#### Exercise tasks
1. In the post about the word "proud" in Chinese, which two Chinese words are given with the meaning "proud"?
2. Decide whether each statement agrees with the post about the word "proud" in Chinese. Give yes or no for each and quote the deciding words from the post. (a) The writer expects the post to be closed. (b) The writer says dictionary entries explain why 而荣 means proud. (c) The post says the word proud is used often in Chinese culture.
3. Continue the post about the word "proud" in Chinese from the point where it stops.

#### Text provided
::::::::
I know this is gonna get closed because it's more philosophical in nature but it's something that's brought up (subtle Asian traits, if curious)

the word proud is rarely used in Chinese culture and so does such a word truly exist in Chinese?

骄傲: proud

自豪: proud

而荣 (?) (why does this mean proud? dictionary entries don't mention this)

Sentences for "I'm proud of you:"
::::::::
#### Rows
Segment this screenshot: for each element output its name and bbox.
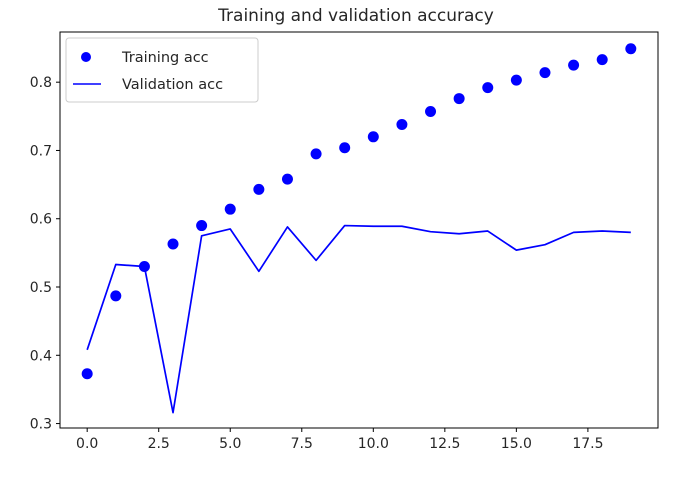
y-tick-label: 0.4 bbox=[30, 348, 52, 364]
legend: Training acc Validation acc bbox=[65, 37, 259, 103]
x-tick-label: 17.5 bbox=[572, 436, 603, 452]
y-tick-label: 0.7 bbox=[30, 143, 52, 159]
chart-title: Training and validation accuracy bbox=[217, 6, 494, 26]
x-tick-label: 15.0 bbox=[501, 436, 532, 452]
x-tick-label: 5.0 bbox=[219, 436, 241, 452]
training-acc-point bbox=[625, 43, 637, 55]
y-tick-label: 0.3 bbox=[30, 417, 52, 433]
training-acc-point bbox=[224, 203, 236, 215]
x-tick-label: 2.5 bbox=[148, 436, 170, 452]
x-axis: 0.0 2.5 5.0 7.5 10.0 12.5 15.0 17.5 bbox=[76, 428, 603, 452]
training-acc-point bbox=[482, 82, 494, 94]
axes-frame bbox=[59, 31, 659, 429]
training-acc-point bbox=[367, 131, 379, 143]
training-acc-point bbox=[110, 290, 122, 302]
training-acc-point bbox=[310, 148, 322, 160]
x-tick-label: 0.0 bbox=[76, 436, 98, 452]
y-tick-label: 0.6 bbox=[30, 212, 52, 228]
training-acc-point bbox=[396, 119, 408, 131]
legend-box bbox=[65, 37, 259, 103]
training-acc-point bbox=[138, 261, 150, 273]
training-acc-point bbox=[281, 173, 293, 185]
x-tick-label: 10.0 bbox=[358, 436, 389, 452]
x-tick-label: 7.5 bbox=[291, 436, 313, 452]
training-acc-point bbox=[81, 368, 93, 380]
training-acc-point bbox=[339, 142, 351, 154]
training-acc-point bbox=[568, 59, 580, 71]
x-tick-label: 12.5 bbox=[429, 436, 460, 452]
y-tick-label: 0.5 bbox=[30, 280, 52, 296]
training-acc-point bbox=[196, 220, 208, 232]
training-acc-point bbox=[167, 238, 179, 250]
y-tick-label: 0.8 bbox=[30, 75, 52, 91]
training-acc-point bbox=[510, 74, 522, 86]
validation-acc-line bbox=[86, 224, 631, 414]
training-acc-point bbox=[253, 183, 265, 195]
y-axis: 0.3 0.4 0.5 0.6 0.7 0.8 bbox=[30, 75, 60, 433]
plot-area bbox=[81, 43, 637, 414]
legend-label-validation: Validation acc bbox=[122, 77, 223, 93]
training-acc-point bbox=[539, 67, 551, 79]
legend-label-training: Training acc bbox=[121, 50, 209, 66]
training-acc-point bbox=[453, 93, 465, 105]
training-acc-point bbox=[425, 106, 437, 118]
legend-marker-training bbox=[81, 52, 91, 62]
training-acc-point bbox=[596, 54, 608, 66]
::::::::
#### Answers to the problems
1. 骄傲 and 自豪.

2.
(a) Yes: "I know this is gonna get closed"
(b) No: "dictionary entries don't mention this"
(c) No: "the word proud is rarely used in Chinese culture"

3.
  • Of course we don't have the word 'pound' in Chinese because we don't use alphabets. It is insulting to suggest Chinese doesn't have the concept of proud. How about I ask "Does the word 禮貌 exist in American English?" – Tang Ho Dec 31 '18 at 21:49
  • IMO not the type of questions to get closed at all. – Blaszard Jan 5 '19 at 8:19
  • I don't think 而荣 is a word. 而 is just a grammar component, 为 sth./sb. 而 adj, feel adj(adv) for sth./sb. – 炸鱼薯条德里克 Jan 5 '19 at 8:37

Not really. If you check the meaning of and all the associate proverb, it is not rare. Indeed, the more normal translation of "proud of someone" is 引以为傲, 以某某为敖

And many other associated word for proud you will rarely encounter in daily life usage , e.g.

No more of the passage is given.